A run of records
★ ★ ★ ★ ★

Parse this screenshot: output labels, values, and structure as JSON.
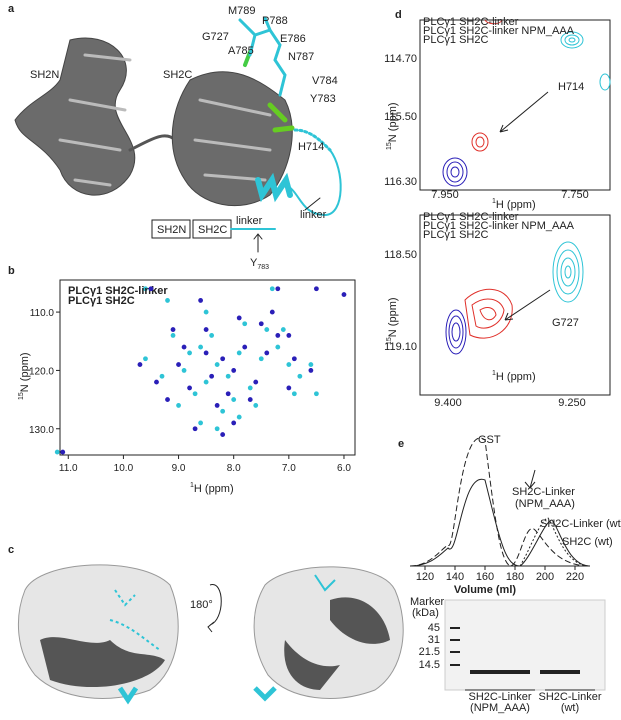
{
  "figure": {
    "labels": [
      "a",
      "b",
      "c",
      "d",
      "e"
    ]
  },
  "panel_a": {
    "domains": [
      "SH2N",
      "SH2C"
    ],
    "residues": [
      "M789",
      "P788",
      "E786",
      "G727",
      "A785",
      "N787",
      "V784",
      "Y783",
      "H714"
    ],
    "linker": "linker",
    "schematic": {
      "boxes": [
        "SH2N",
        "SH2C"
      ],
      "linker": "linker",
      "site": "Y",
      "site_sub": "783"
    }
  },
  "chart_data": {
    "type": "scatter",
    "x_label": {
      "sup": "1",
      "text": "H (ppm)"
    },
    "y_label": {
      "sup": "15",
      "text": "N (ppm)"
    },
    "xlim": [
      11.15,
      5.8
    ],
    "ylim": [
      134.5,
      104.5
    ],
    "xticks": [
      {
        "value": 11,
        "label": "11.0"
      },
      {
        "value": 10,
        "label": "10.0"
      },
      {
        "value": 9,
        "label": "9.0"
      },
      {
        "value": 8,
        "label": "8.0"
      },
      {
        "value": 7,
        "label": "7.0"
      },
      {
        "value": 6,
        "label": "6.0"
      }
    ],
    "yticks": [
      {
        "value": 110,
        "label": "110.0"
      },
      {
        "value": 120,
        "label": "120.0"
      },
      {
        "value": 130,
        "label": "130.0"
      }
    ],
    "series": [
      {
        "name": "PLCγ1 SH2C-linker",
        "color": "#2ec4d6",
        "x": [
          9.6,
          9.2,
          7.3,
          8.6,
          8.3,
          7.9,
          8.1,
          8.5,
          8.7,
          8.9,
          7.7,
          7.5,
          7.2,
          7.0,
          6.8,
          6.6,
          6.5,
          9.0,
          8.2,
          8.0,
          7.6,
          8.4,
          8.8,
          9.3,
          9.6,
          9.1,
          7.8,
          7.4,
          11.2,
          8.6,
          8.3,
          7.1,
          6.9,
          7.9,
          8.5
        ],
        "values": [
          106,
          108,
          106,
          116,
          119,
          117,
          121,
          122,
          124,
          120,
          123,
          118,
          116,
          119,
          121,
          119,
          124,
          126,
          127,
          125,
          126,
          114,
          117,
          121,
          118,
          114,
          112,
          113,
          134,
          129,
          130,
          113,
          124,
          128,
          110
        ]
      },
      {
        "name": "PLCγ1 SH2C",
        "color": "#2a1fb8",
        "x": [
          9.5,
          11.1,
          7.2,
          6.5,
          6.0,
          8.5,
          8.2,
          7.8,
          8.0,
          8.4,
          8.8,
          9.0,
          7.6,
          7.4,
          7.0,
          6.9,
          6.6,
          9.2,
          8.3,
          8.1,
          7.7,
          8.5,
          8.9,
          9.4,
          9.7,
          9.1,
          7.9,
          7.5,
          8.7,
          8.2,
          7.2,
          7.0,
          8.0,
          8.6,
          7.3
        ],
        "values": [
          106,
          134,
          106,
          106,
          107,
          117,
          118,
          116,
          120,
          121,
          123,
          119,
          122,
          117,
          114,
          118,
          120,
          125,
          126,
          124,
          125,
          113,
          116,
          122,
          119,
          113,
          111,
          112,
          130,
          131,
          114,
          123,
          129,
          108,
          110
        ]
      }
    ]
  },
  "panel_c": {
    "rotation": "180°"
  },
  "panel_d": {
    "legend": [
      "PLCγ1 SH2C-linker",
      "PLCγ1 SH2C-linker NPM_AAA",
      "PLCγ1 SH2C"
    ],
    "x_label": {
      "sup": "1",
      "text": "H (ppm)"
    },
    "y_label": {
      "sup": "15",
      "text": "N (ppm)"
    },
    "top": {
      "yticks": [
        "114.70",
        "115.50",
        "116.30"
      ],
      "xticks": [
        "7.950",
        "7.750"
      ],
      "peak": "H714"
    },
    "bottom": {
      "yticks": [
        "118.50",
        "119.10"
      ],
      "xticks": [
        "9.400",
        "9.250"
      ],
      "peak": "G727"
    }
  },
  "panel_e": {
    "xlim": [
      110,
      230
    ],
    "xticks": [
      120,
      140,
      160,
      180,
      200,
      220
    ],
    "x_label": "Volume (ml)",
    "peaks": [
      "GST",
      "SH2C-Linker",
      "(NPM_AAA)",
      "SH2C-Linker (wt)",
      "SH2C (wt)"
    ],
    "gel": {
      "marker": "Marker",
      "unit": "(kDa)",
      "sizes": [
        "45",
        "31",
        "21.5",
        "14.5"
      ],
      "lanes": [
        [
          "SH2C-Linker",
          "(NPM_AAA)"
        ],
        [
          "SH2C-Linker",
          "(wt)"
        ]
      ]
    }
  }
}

★ ★ ★ ★ ★

__TASK BRIEF__:
Copy out each record shown above without alteration, skipping any picture.

__FINISHED ANSWER__:
Parse this screenshot: output labels, values, and structure as JSON.
{
  "figure": {
    "labels": [
      "a",
      "b",
      "c",
      "d",
      "e"
    ]
  },
  "panel_a": {
    "domains": [
      "SH2N",
      "SH2C"
    ],
    "residues": [
      "M789",
      "P788",
      "E786",
      "G727",
      "A785",
      "N787",
      "V784",
      "Y783",
      "H714"
    ],
    "linker": "linker",
    "schematic": {
      "boxes": [
        "SH2N",
        "SH2C"
      ],
      "linker": "linker",
      "site": "Y",
      "site_sub": "783"
    }
  },
  "chart_data": {
    "type": "scatter",
    "x_label": {
      "sup": "1",
      "text": "H (ppm)"
    },
    "y_label": {
      "sup": "15",
      "text": "N (ppm)"
    },
    "xlim": [
      11.15,
      5.8
    ],
    "ylim": [
      134.5,
      104.5
    ],
    "xticks": [
      {
        "value": 11,
        "label": "11.0"
      },
      {
        "value": 10,
        "label": "10.0"
      },
      {
        "value": 9,
        "label": "9.0"
      },
      {
        "value": 8,
        "label": "8.0"
      },
      {
        "value": 7,
        "label": "7.0"
      },
      {
        "value": 6,
        "label": "6.0"
      }
    ],
    "yticks": [
      {
        "value": 110,
        "label": "110.0"
      },
      {
        "value": 120,
        "label": "120.0"
      },
      {
        "value": 130,
        "label": "130.0"
      }
    ],
    "series": [
      {
        "name": "PLCγ1 SH2C-linker",
        "color": "#2ec4d6",
        "x": [
          9.6,
          9.2,
          7.3,
          8.6,
          8.3,
          7.9,
          8.1,
          8.5,
          8.7,
          8.9,
          7.7,
          7.5,
          7.2,
          7.0,
          6.8,
          6.6,
          6.5,
          9.0,
          8.2,
          8.0,
          7.6,
          8.4,
          8.8,
          9.3,
          9.6,
          9.1,
          7.8,
          7.4,
          11.2,
          8.6,
          8.3,
          7.1,
          6.9,
          7.9,
          8.5
        ],
        "values": [
          106,
          108,
          106,
          116,
          119,
          117,
          121,
          122,
          124,
          120,
          123,
          118,
          116,
          119,
          121,
          119,
          124,
          126,
          127,
          125,
          126,
          114,
          117,
          121,
          118,
          114,
          112,
          113,
          134,
          129,
          130,
          113,
          124,
          128,
          110
        ]
      },
      {
        "name": "PLCγ1 SH2C",
        "color": "#2a1fb8",
        "x": [
          9.5,
          11.1,
          7.2,
          6.5,
          6.0,
          8.5,
          8.2,
          7.8,
          8.0,
          8.4,
          8.8,
          9.0,
          7.6,
          7.4,
          7.0,
          6.9,
          6.6,
          9.2,
          8.3,
          8.1,
          7.7,
          8.5,
          8.9,
          9.4,
          9.7,
          9.1,
          7.9,
          7.5,
          8.7,
          8.2,
          7.2,
          7.0,
          8.0,
          8.6,
          7.3
        ],
        "values": [
          106,
          134,
          106,
          106,
          107,
          117,
          118,
          116,
          120,
          121,
          123,
          119,
          122,
          117,
          114,
          118,
          120,
          125,
          126,
          124,
          125,
          113,
          116,
          122,
          119,
          113,
          111,
          112,
          130,
          131,
          114,
          123,
          129,
          108,
          110
        ]
      }
    ]
  },
  "panel_c": {
    "rotation": "180°"
  },
  "panel_d": {
    "legend": [
      "PLCγ1 SH2C-linker",
      "PLCγ1 SH2C-linker NPM_AAA",
      "PLCγ1 SH2C"
    ],
    "x_label": {
      "sup": "1",
      "text": "H (ppm)"
    },
    "y_label": {
      "sup": "15",
      "text": "N (ppm)"
    },
    "top": {
      "yticks": [
        "114.70",
        "115.50",
        "116.30"
      ],
      "xticks": [
        "7.950",
        "7.750"
      ],
      "peak": "H714"
    },
    "bottom": {
      "yticks": [
        "118.50",
        "119.10"
      ],
      "xticks": [
        "9.400",
        "9.250"
      ],
      "peak": "G727"
    }
  },
  "panel_e": {
    "xlim": [
      110,
      230
    ],
    "xticks": [
      120,
      140,
      160,
      180,
      200,
      220
    ],
    "x_label": "Volume (ml)",
    "peaks": [
      "GST",
      "SH2C-Linker",
      "(NPM_AAA)",
      "SH2C-Linker (wt)",
      "SH2C (wt)"
    ],
    "gel": {
      "marker": "Marker",
      "unit": "(kDa)",
      "sizes": [
        "45",
        "31",
        "21.5",
        "14.5"
      ],
      "lanes": [
        [
          "SH2C-Linker",
          "(NPM_AAA)"
        ],
        [
          "SH2C-Linker",
          "(wt)"
        ]
      ]
    }
  }
}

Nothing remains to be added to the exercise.